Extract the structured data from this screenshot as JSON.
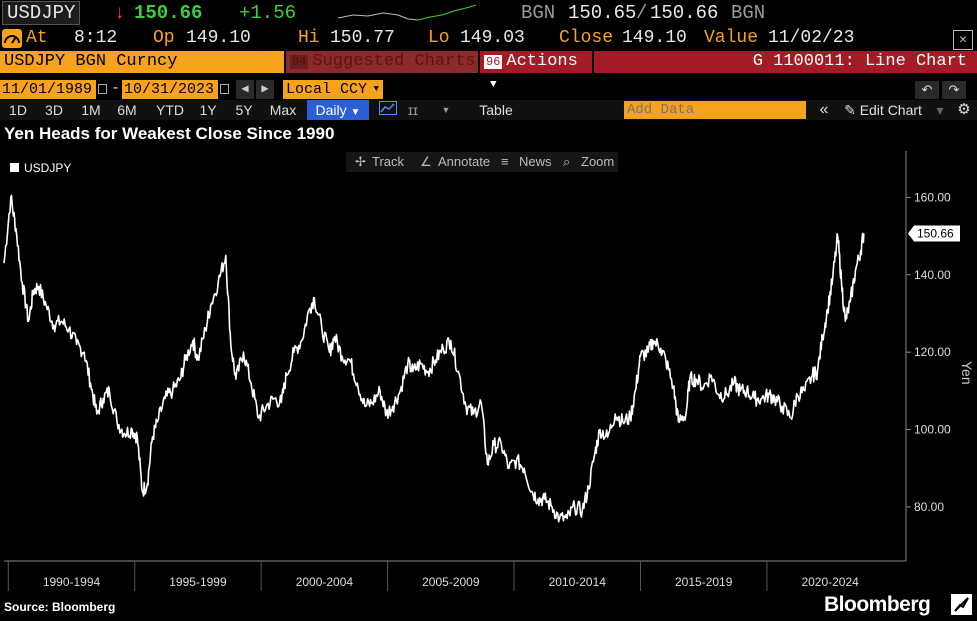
{
  "quote": {
    "ticker": "USDJPY",
    "arrow": "↓",
    "last": "150.66",
    "change": "+1.56",
    "bid_src": "BGN",
    "bid": "150.65",
    "sep": "/",
    "ask": "150.66",
    "ask_src": "BGN"
  },
  "stats": {
    "at_label": "At",
    "at_value": "8:12",
    "op_label": "Op",
    "op_value": "149.10",
    "hi_label": "Hi",
    "hi_value": "150.77",
    "lo_label": "Lo",
    "lo_value": "149.03",
    "close_label": "Close",
    "close_value": "149.10",
    "value_label": "Value",
    "value_value": "11/02/23",
    "close_icon": "✕"
  },
  "security_bar": {
    "security": "USDJPY BGN Curncy",
    "suggested_num": "94",
    "suggested_label": "Suggested Charts",
    "actions_num": "96",
    "actions_label": "Actions",
    "function_title": "G 1100011: Line Chart"
  },
  "range": {
    "start_date": "11/01/1989",
    "dash": "-",
    "end_date": "10/31/2023",
    "currency": "Local CCY"
  },
  "toolbar": {
    "periods": [
      "1D",
      "3D",
      "1M",
      "6M",
      "YTD",
      "1Y",
      "5Y",
      "Max"
    ],
    "frequency": "Daily",
    "table_label": "Table",
    "add_data_placeholder": "Add Data",
    "edit_chart_label": "Edit Chart"
  },
  "chart_tools": {
    "track": "Track",
    "annotate": "Annotate",
    "news": "News",
    "zoom": "Zoom"
  },
  "footer": {
    "source": "Source: Bloomberg",
    "brand": "Bloomberg"
  },
  "colors": {
    "accent": "#f7a21b",
    "actions_red": "#a21b25",
    "line": "#ffffff",
    "background": "#000000",
    "positive": "#3ccf3c",
    "negative": "#ff3b30"
  },
  "chart_data": {
    "type": "line",
    "title": "Yen Heads for Weakest Close Since 1990",
    "ylabel": "Yen",
    "legend": [
      "USDJPY"
    ],
    "legend_position": "top-left",
    "ylim": [
      66,
      172
    ],
    "xlim": [
      1989.83,
      2025.5
    ],
    "y_ticks": [
      80,
      100,
      120,
      140,
      160
    ],
    "y_tick_labels": [
      "80.00",
      "100.00",
      "120.00",
      "140.00",
      "160.00"
    ],
    "x_tick_labels": [
      "1990-1994",
      "1995-1999",
      "2000-2004",
      "2005-2009",
      "2010-2014",
      "2015-2019",
      "2020-2024"
    ],
    "last_value_label": "150.66",
    "grid": false,
    "series": [
      {
        "name": "USDJPY",
        "x": [
          1989.83,
          1990.1,
          1990.3,
          1990.55,
          1990.8,
          1991.0,
          1991.2,
          1991.5,
          1991.8,
          1992.1,
          1992.4,
          1992.7,
          1993.0,
          1993.25,
          1993.5,
          1993.75,
          1994.0,
          1994.3,
          1994.6,
          1994.9,
          1995.1,
          1995.3,
          1995.5,
          1995.7,
          1995.9,
          1996.2,
          1996.5,
          1996.8,
          1997.0,
          1997.3,
          1997.5,
          1997.8,
          1998.0,
          1998.3,
          1998.6,
          1998.8,
          1999.0,
          1999.3,
          1999.6,
          1999.9,
          2000.2,
          2000.5,
          2000.8,
          2001.0,
          2001.3,
          2001.6,
          2001.9,
          2002.1,
          2002.4,
          2002.7,
          2002.9,
          2003.2,
          2003.5,
          2003.8,
          2004.1,
          2004.4,
          2004.7,
          2004.95,
          2005.2,
          2005.5,
          2005.8,
          2006.0,
          2006.3,
          2006.6,
          2006.9,
          2007.2,
          2007.5,
          2007.8,
          2008.1,
          2008.4,
          2008.7,
          2008.95,
          2009.2,
          2009.5,
          2009.8,
          2010.1,
          2010.4,
          2010.7,
          2010.95,
          2011.2,
          2011.5,
          2011.8,
          2012.1,
          2012.4,
          2012.7,
          2012.95,
          2013.2,
          2013.4,
          2013.7,
          2014.0,
          2014.3,
          2014.6,
          2014.8,
          2015.0,
          2015.3,
          2015.5,
          2015.8,
          2016.0,
          2016.3,
          2016.5,
          2016.8,
          2016.95,
          2017.2,
          2017.5,
          2017.8,
          2018.1,
          2018.4,
          2018.7,
          2018.95,
          2019.2,
          2019.5,
          2019.8,
          2020.1,
          2020.3,
          2020.6,
          2020.95,
          2021.2,
          2021.5,
          2021.8,
          2022.0,
          2022.2,
          2022.4,
          2022.6,
          2022.8,
          2022.95,
          2023.1,
          2023.3,
          2023.5,
          2023.7,
          2023.83
        ],
        "y": [
          143,
          160,
          152,
          138,
          128,
          136,
          137,
          132,
          127,
          128,
          126,
          122,
          120,
          112,
          104,
          108,
          110,
          102,
          99,
          100,
          98,
          84,
          86,
          98,
          102,
          108,
          110,
          113,
          118,
          123,
          118,
          126,
          132,
          138,
          145,
          122,
          113,
          120,
          112,
          103,
          106,
          108,
          107,
          114,
          120,
          123,
          131,
          134,
          126,
          120,
          124,
          119,
          118,
          112,
          106,
          107,
          110,
          104,
          106,
          110,
          117,
          115,
          117,
          115,
          118,
          121,
          123,
          115,
          106,
          104,
          107,
          91,
          96,
          96,
          90,
          92,
          90,
          84,
          82,
          82,
          80,
          77,
          77,
          80,
          79,
          85,
          94,
          100,
          98,
          104,
          102,
          103,
          110,
          119,
          120,
          123,
          121,
          118,
          111,
          102,
          104,
          113,
          113,
          111,
          114,
          109,
          109,
          112,
          110,
          110,
          108,
          108,
          109,
          108,
          106,
          103,
          109,
          110,
          114,
          115,
          124,
          131,
          139,
          150,
          138,
          128,
          133,
          141,
          146,
          150.66
        ]
      }
    ]
  }
}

==================================================

Restate the whole listing above exactly, please, omitting every image.

Extract the structured data from this screenshot as JSON.
{
  "quote": {
    "ticker": "USDJPY",
    "arrow": "↓",
    "last": "150.66",
    "change": "+1.56",
    "bid_src": "BGN",
    "bid": "150.65",
    "sep": "/",
    "ask": "150.66",
    "ask_src": "BGN"
  },
  "stats": {
    "at_label": "At",
    "at_value": "8:12",
    "op_label": "Op",
    "op_value": "149.10",
    "hi_label": "Hi",
    "hi_value": "150.77",
    "lo_label": "Lo",
    "lo_value": "149.03",
    "close_label": "Close",
    "close_value": "149.10",
    "value_label": "Value",
    "value_value": "11/02/23",
    "close_icon": "✕"
  },
  "security_bar": {
    "security": "USDJPY BGN Curncy",
    "suggested_num": "94",
    "suggested_label": "Suggested Charts",
    "actions_num": "96",
    "actions_label": "Actions",
    "function_title": "G 1100011: Line Chart"
  },
  "range": {
    "start_date": "11/01/1989",
    "dash": "-",
    "end_date": "10/31/2023",
    "currency": "Local CCY"
  },
  "toolbar": {
    "periods": [
      "1D",
      "3D",
      "1M",
      "6M",
      "YTD",
      "1Y",
      "5Y",
      "Max"
    ],
    "frequency": "Daily",
    "table_label": "Table",
    "add_data_placeholder": "Add Data",
    "edit_chart_label": "Edit Chart"
  },
  "chart_tools": {
    "track": "Track",
    "annotate": "Annotate",
    "news": "News",
    "zoom": "Zoom"
  },
  "footer": {
    "source": "Source: Bloomberg",
    "brand": "Bloomberg"
  },
  "colors": {
    "accent": "#f7a21b",
    "actions_red": "#a21b25",
    "line": "#ffffff",
    "background": "#000000",
    "positive": "#3ccf3c",
    "negative": "#ff3b30"
  },
  "chart_data": {
    "type": "line",
    "title": "Yen Heads for Weakest Close Since 1990",
    "ylabel": "Yen",
    "legend": [
      "USDJPY"
    ],
    "legend_position": "top-left",
    "ylim": [
      66,
      172
    ],
    "xlim": [
      1989.83,
      2025.5
    ],
    "y_ticks": [
      80,
      100,
      120,
      140,
      160
    ],
    "y_tick_labels": [
      "80.00",
      "100.00",
      "120.00",
      "140.00",
      "160.00"
    ],
    "x_tick_labels": [
      "1990-1994",
      "1995-1999",
      "2000-2004",
      "2005-2009",
      "2010-2014",
      "2015-2019",
      "2020-2024"
    ],
    "last_value_label": "150.66",
    "grid": false,
    "series": [
      {
        "name": "USDJPY",
        "x": [
          1989.83,
          1990.1,
          1990.3,
          1990.55,
          1990.8,
          1991.0,
          1991.2,
          1991.5,
          1991.8,
          1992.1,
          1992.4,
          1992.7,
          1993.0,
          1993.25,
          1993.5,
          1993.75,
          1994.0,
          1994.3,
          1994.6,
          1994.9,
          1995.1,
          1995.3,
          1995.5,
          1995.7,
          1995.9,
          1996.2,
          1996.5,
          1996.8,
          1997.0,
          1997.3,
          1997.5,
          1997.8,
          1998.0,
          1998.3,
          1998.6,
          1998.8,
          1999.0,
          1999.3,
          1999.6,
          1999.9,
          2000.2,
          2000.5,
          2000.8,
          2001.0,
          2001.3,
          2001.6,
          2001.9,
          2002.1,
          2002.4,
          2002.7,
          2002.9,
          2003.2,
          2003.5,
          2003.8,
          2004.1,
          2004.4,
          2004.7,
          2004.95,
          2005.2,
          2005.5,
          2005.8,
          2006.0,
          2006.3,
          2006.6,
          2006.9,
          2007.2,
          2007.5,
          2007.8,
          2008.1,
          2008.4,
          2008.7,
          2008.95,
          2009.2,
          2009.5,
          2009.8,
          2010.1,
          2010.4,
          2010.7,
          2010.95,
          2011.2,
          2011.5,
          2011.8,
          2012.1,
          2012.4,
          2012.7,
          2012.95,
          2013.2,
          2013.4,
          2013.7,
          2014.0,
          2014.3,
          2014.6,
          2014.8,
          2015.0,
          2015.3,
          2015.5,
          2015.8,
          2016.0,
          2016.3,
          2016.5,
          2016.8,
          2016.95,
          2017.2,
          2017.5,
          2017.8,
          2018.1,
          2018.4,
          2018.7,
          2018.95,
          2019.2,
          2019.5,
          2019.8,
          2020.1,
          2020.3,
          2020.6,
          2020.95,
          2021.2,
          2021.5,
          2021.8,
          2022.0,
          2022.2,
          2022.4,
          2022.6,
          2022.8,
          2022.95,
          2023.1,
          2023.3,
          2023.5,
          2023.7,
          2023.83
        ],
        "y": [
          143,
          160,
          152,
          138,
          128,
          136,
          137,
          132,
          127,
          128,
          126,
          122,
          120,
          112,
          104,
          108,
          110,
          102,
          99,
          100,
          98,
          84,
          86,
          98,
          102,
          108,
          110,
          113,
          118,
          123,
          118,
          126,
          132,
          138,
          145,
          122,
          113,
          120,
          112,
          103,
          106,
          108,
          107,
          114,
          120,
          123,
          131,
          134,
          126,
          120,
          124,
          119,
          118,
          112,
          106,
          107,
          110,
          104,
          106,
          110,
          117,
          115,
          117,
          115,
          118,
          121,
          123,
          115,
          106,
          104,
          107,
          91,
          96,
          96,
          90,
          92,
          90,
          84,
          82,
          82,
          80,
          77,
          77,
          80,
          79,
          85,
          94,
          100,
          98,
          104,
          102,
          103,
          110,
          119,
          120,
          123,
          121,
          118,
          111,
          102,
          104,
          113,
          113,
          111,
          114,
          109,
          109,
          112,
          110,
          110,
          108,
          108,
          109,
          108,
          106,
          103,
          109,
          110,
          114,
          115,
          124,
          131,
          139,
          150,
          138,
          128,
          133,
          141,
          146,
          150.66
        ]
      }
    ]
  }
}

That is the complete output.